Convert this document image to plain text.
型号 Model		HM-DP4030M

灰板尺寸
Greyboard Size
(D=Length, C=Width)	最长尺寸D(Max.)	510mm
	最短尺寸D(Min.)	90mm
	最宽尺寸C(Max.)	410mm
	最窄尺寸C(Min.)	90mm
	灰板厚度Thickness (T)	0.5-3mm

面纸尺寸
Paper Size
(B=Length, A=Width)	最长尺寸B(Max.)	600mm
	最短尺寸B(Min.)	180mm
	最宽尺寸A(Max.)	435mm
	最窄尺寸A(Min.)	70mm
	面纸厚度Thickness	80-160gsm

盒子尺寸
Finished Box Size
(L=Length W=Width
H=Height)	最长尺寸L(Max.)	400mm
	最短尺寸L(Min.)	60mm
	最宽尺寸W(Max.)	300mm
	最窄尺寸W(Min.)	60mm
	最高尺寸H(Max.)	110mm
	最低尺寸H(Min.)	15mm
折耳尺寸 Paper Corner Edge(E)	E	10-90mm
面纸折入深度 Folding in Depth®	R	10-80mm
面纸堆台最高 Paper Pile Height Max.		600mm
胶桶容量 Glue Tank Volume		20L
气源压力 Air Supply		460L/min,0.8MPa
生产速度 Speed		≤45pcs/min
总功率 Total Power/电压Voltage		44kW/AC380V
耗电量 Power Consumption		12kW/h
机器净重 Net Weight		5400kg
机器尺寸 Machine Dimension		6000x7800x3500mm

..........

▶ _Exercise instructions_
Transcribe every entry word for word.

▶ _Result for this exercise_
Convert this document image to plain text.
型号 Model		HM-DP4030M

灰板尺寸
Greyboard Size
(D=Length, C=Width)	最长尺寸D(Max.)	510mm
	最短尺寸D(Min.)	90mm
	最宽尺寸C(Max.)	410mm
	最窄尺寸C(Min.)	90mm
	灰板厚度Thickness (T)	0.5-3mm

面纸尺寸
Paper Size
(B=Length, A=Width)	最长尺寸B(Max.)	600mm
	最短尺寸B(Min.)	180mm
	最宽尺寸A(Max.)	435mm
	最窄尺寸A(Min.)	70mm
	面纸厚度Thickness	80-160gsm

盒子尺寸
Finished Box Size
(L=Length W=Width
H=Height)	最长尺寸L(Max.)	400mm
	最短尺寸L(Min.)	60mm
	最宽尺寸W(Max.)	300mm
	最窄尺寸W(Min.)	60mm
	最高尺寸H(Max.)	110mm
	最低尺寸H(Min.)	15mm
折耳尺寸 Paper Corner Edge(E)	E	10-90mm
面纸折入深度 Folding in Depth®	R	10-80mm
面纸堆台最高 Paper Pile Height Max.		600mm
胶桶容量 Glue Tank Volume		20L
气源压力 Air Supply		460L/min,0.8MPa
生产速度 Speed		≤45pcs/min
总功率 Total Power/电压Voltage		44kW/AC380V
耗电量 Power Consumption		12kW/h
机器净重 Net Weight		5400kg
机器尺寸 Machine Dimension		6000x7800x3500mm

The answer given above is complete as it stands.